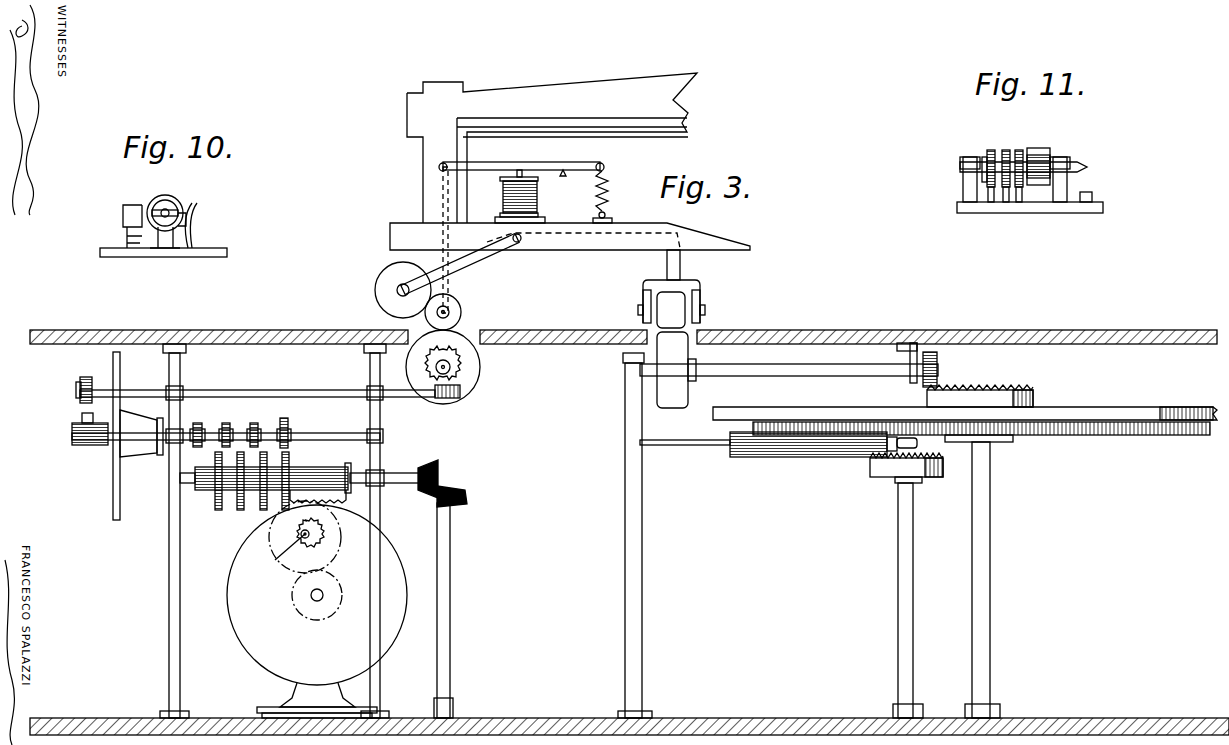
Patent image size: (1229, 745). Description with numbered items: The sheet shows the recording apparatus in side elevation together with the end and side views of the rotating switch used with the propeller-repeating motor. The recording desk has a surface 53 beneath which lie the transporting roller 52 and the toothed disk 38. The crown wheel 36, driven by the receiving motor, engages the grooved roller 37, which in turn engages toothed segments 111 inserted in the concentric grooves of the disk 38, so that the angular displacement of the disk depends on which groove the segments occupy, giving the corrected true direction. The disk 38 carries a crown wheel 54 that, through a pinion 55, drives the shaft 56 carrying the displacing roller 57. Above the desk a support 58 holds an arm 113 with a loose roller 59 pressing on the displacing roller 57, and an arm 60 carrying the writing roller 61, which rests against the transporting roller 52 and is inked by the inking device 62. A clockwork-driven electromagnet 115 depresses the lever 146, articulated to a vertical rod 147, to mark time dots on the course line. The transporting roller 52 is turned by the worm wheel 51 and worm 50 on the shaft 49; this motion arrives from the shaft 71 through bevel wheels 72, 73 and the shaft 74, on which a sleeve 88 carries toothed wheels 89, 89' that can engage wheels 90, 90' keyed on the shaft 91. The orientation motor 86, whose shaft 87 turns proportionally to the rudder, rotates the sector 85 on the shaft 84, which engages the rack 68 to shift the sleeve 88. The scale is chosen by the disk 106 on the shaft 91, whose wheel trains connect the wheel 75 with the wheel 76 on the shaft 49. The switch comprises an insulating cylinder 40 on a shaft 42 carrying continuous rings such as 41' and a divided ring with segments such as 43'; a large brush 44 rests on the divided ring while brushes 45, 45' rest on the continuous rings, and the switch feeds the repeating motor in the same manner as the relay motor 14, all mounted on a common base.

In FIG. 3, the desk surface 53 is at (268, 325).
In FIG. 3, the support 58 is at (552, 148).
In FIG. 3, the lever 146 is at (558, 157).
In FIG. 3, the electromagnet 115 is at (538, 196).
In FIG. 3, the vertical rod 147 is at (440, 258).
In FIG. 3, the inking device 62 is at (375, 279).
In FIG. 3, the arm 60 is at (480, 262).
In FIG. 3, the writing roller 61 is at (463, 312).
In FIG. 3, the arm 113 is at (680, 266).
In FIG. 3, the loose roller 59 is at (690, 298).
In FIG. 3, the displacing roller 57 is at (696, 352).
In FIG. 3, the shaft 56 is at (832, 368).
In FIG. 3, the pinion 55 is at (940, 353).
In FIG. 3, the crown wheel 54 is at (1025, 390).
In FIG. 3, the toothed disk 38 is at (770, 407).
In FIG. 3, the toothed segments 111 is at (1147, 436).
In FIG. 3, the grooved roller 37 is at (776, 458).
In FIG. 3, the crown wheel 36 is at (873, 480).
In FIG. 3, the wheel 76 is at (85, 378).
In FIG. 3, the shaft 49 is at (307, 390).
In FIG. 3, the toothed wheel 90' is at (262, 420).
In FIG. 3, the toothed wheel 90 is at (292, 420).
In FIG. 3, the shaft 91 is at (328, 433).
In FIG. 3, the sleeve 88 is at (332, 467).
In FIG. 3, the shaft 74 is at (390, 473).
In FIG. 3, the bevel wheel 73 is at (435, 462).
In FIG. 3, the bevel wheel 72 is at (462, 488).
In FIG. 3, the rack 68 is at (344, 487).
In FIG. 3, the sector 85 is at (305, 537).
In FIG. 3, the toothed wheel 89' is at (251, 493).
In FIG. 3, the toothed wheel 89 is at (279, 496).
In FIG. 3, the shaft 84 is at (276, 554).
In FIG. 3, the shaft 87 is at (323, 591).
In FIG. 3, the shaft 71 is at (450, 580).
In FIG. 3, the orientation motor 86 is at (317, 611).
In FIG. 3, the wheel 75 is at (86, 448).
In FIG. 3, the disk 106 is at (112, 507).
In FIG. 3, the worm wheel 51 is at (462, 365).
In FIG. 3, the transporting roller 52 is at (477, 383).
In FIG. 3, the worm 50 is at (437, 398).
In FIG. 10, the insulating cylinder 40 is at (172, 198).
In FIG. 11, the insulating cylinder 40 is at (1052, 155).
In FIG. 10, the ring segment 43' is at (110, 234).
In FIG. 11, the ring segment 43' is at (1033, 152).
In FIG. 10, the brush 44 is at (123, 213).
In FIG. 10, the brush 45 is at (214, 225).
In FIG. 11, the continuous metallic ring 41' is at (1034, 154).
In FIG. 11, the shaft 42 is at (1090, 167).
In FIG. 11, the brush 45' is at (1036, 209).
In FIG. 11, the motor 14 is at (1035, 205).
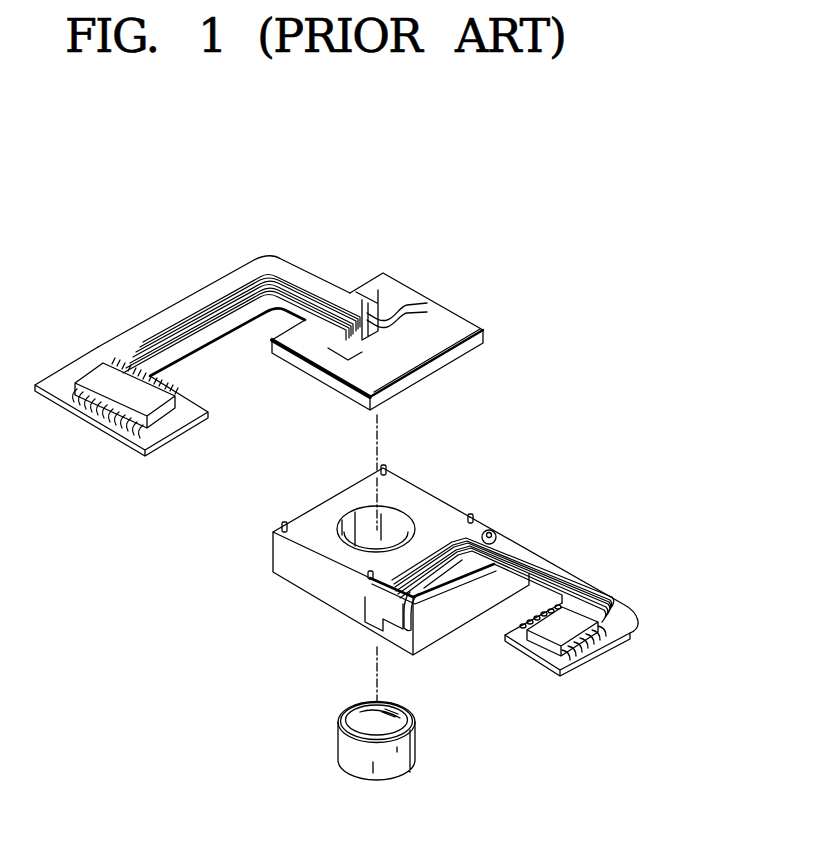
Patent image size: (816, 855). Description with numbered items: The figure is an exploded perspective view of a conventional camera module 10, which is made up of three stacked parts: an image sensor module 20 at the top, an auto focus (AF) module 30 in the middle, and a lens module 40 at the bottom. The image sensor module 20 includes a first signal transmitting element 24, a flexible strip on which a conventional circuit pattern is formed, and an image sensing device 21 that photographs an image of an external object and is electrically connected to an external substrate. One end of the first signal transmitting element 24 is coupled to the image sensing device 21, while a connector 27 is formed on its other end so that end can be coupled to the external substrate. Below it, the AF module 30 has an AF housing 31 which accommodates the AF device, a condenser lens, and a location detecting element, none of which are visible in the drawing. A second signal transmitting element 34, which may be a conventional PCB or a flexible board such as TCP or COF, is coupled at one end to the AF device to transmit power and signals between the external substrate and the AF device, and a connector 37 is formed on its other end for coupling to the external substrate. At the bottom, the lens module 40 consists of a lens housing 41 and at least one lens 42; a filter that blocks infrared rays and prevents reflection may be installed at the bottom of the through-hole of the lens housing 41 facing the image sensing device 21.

The camera module 10 is at (93, 237).
The image sensor module 20 is at (468, 286).
The image sensing device 21 is at (448, 360).
The first signal transmitting element 24 is at (235, 292).
The connector 27 is at (96, 376).
The auto focus (AF) module 30 is at (243, 546).
The AF housing 31 is at (433, 510).
The second signal transmitting element 34 is at (555, 572).
The connector 37 is at (538, 640).
The lens module 40 is at (320, 706).
The lens housing 41 is at (347, 744).
The lens 42 is at (362, 710).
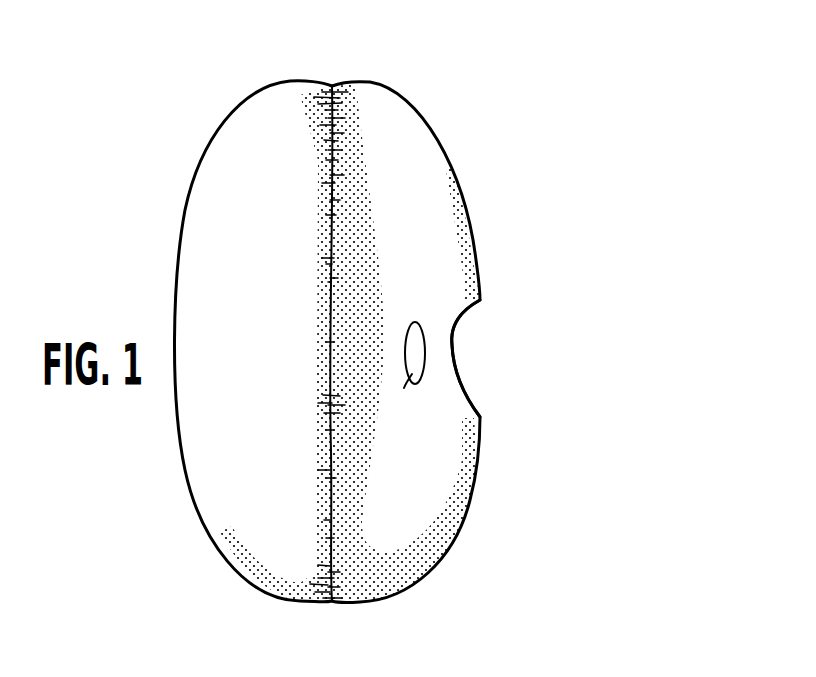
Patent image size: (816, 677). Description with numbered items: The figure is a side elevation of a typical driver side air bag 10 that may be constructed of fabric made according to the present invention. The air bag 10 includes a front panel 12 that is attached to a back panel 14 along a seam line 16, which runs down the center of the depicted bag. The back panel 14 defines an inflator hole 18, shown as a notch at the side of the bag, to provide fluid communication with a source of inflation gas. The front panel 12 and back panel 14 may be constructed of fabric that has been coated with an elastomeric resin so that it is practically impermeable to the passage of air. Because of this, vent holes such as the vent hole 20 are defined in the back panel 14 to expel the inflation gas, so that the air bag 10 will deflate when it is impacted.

—————

> _Stated goal_: Starting at the line that has "Patent image size: (816, 855)." and stopping after the line that has "The second signal", give those lines of the listing again with "exploded" changed to "disassembled" and nothing else altered.

> _Result of the exercise_:
Patent image size: (816, 855). Description with numbered items: The figure is an disassembled perspective view of a conventional camera module 10, which is made up of three stacked parts: an image sensor module 20 at the top, an auto focus (AF) module 30 in the middle, and a lens module 40 at the bottom. The image sensor module 20 includes a first signal transmitting element 24, a flexible strip on which a conventional circuit pattern is formed, and an image sensing device 21 that photographs an image of an external object and is electrically connected to an external substrate. One end of the first signal transmitting element 24 is coupled to the image sensing device 21, while a connector 27 is formed on its other end so that end can be coupled to the external substrate. Below it, the AF module 30 has an AF housing 31 which accommodates the AF device, a condenser lens, and a location detecting element, none of which are visible in the drawing. A second signal transmitting element 34, which may be a conventional PCB or a flexible board such as TCP or COF, is coupled at one end to the AF device to transmit power and signals between the external substrate and the AF device, and a connector 37 is formed on its other end for coupling to the external substrate. At the bottom, the lens module 40 consists of a lens housing 41 and at least one lens 42; a filter that blocks infrared rays and prevents reflection may be installed at the bottom of the through-hole of the lens housing 41 facing the image sensing device 21.

The camera module 10 is at (93, 237).
The image sensor module 20 is at (468, 286).
The image sensing device 21 is at (448, 360).
The first signal transmitting element 24 is at (235, 292).
The connector 27 is at (96, 376).
The auto focus (AF) module 30 is at (243, 546).
The AF housing 31 is at (433, 510).
The second signal transmitting element 34 is at (555, 572).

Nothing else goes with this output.